* [Supplied data]
-- -- --

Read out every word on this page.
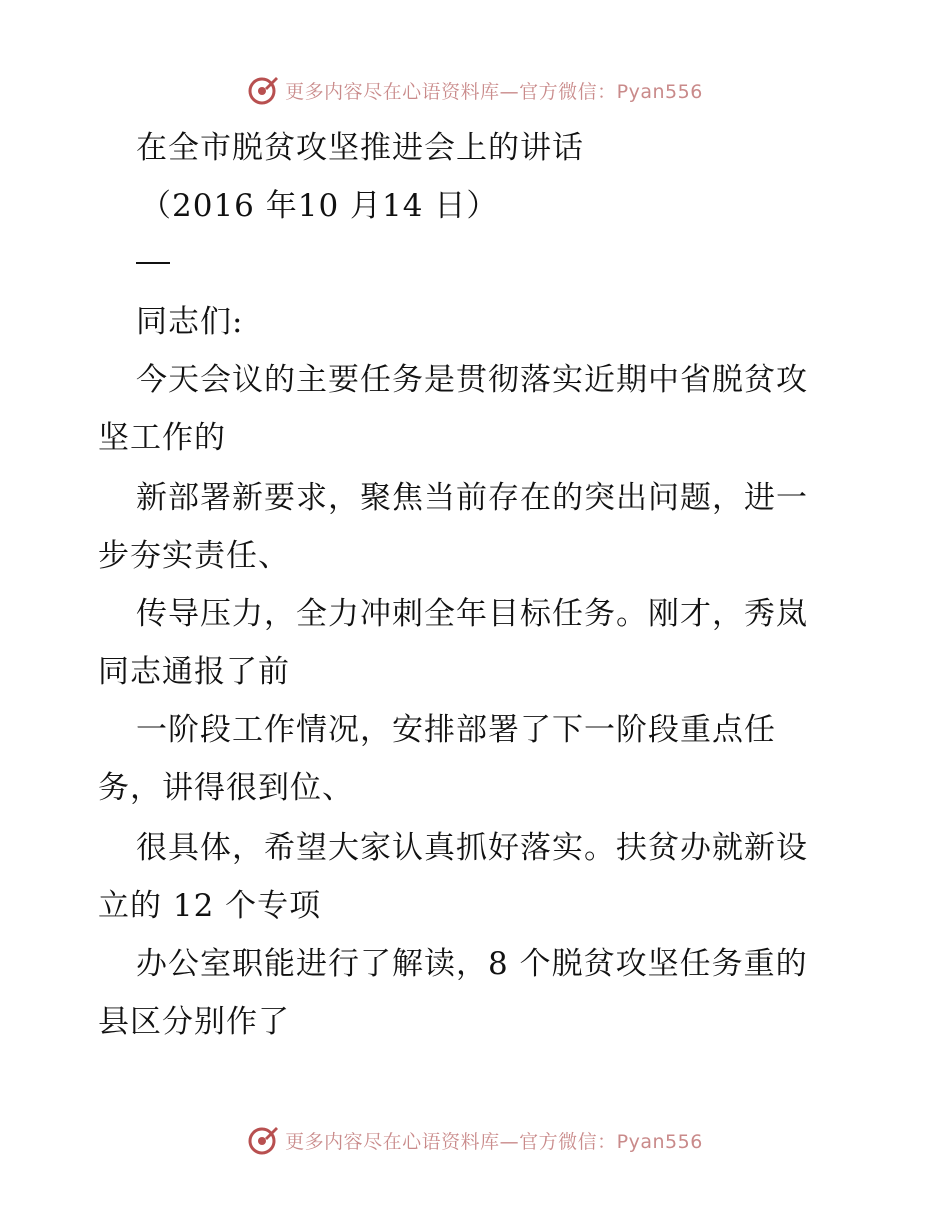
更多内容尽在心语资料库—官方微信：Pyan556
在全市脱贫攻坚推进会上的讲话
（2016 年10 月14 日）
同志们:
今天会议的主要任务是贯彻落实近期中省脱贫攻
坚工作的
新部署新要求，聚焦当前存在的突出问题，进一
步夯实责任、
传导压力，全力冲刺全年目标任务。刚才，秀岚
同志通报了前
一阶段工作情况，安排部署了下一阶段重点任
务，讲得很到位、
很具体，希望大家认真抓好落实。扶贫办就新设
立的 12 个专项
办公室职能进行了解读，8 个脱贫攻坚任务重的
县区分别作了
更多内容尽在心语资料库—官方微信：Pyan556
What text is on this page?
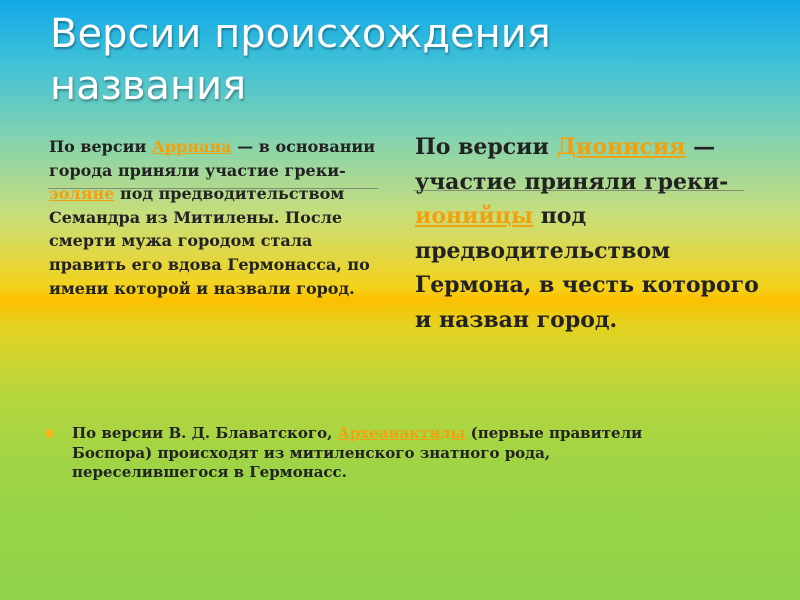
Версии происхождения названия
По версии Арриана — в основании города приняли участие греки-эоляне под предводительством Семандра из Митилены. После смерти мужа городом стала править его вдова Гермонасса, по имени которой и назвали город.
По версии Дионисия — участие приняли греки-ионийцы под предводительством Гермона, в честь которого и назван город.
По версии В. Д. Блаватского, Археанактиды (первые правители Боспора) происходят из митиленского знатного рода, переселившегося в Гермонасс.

-- -- --

* [Set task] From the listing, extract all text exactly as given and drop any picture.

* [Solution to this problem]
Read out every word on this page.
更多内容尽在心语资料库—官方微信：Pyan556
在全市脱贫攻坚推进会上的讲话
（2016 年10 月14 日）
同志们:
今天会议的主要任务是贯彻落实近期中省脱贫攻
坚工作的
新部署新要求，聚焦当前存在的突出问题，进一
步夯实责任、
传导压力，全力冲刺全年目标任务。刚才，秀岚
同志通报了前
一阶段工作情况，安排部署了下一阶段重点任
务，讲得很到位、
很具体，希望大家认真抓好落实。扶贫办就新设
立的 12 个专项
办公室职能进行了解读，8 个脱贫攻坚任务重的
县区分别作了
更多内容尽在心语资料库—官方微信：Pyan556
What text is on this page?
Версии происхождения названия
По версии Арриана — в основании города приняли участие греки-эоляне под предводительством Семандра из Митилены. После смерти мужа городом стала править его вдова Гермонасса, по имени которой и назвали город.
По версии Дионисия — участие приняли греки-ионийцы под предводительством Гермона, в честь которого и назван город.
По версии В. Д. Блаватского, Археанактиды (первые правители Боспора) происходят из митиленского знатного рода, переселившегося в Гермонасс.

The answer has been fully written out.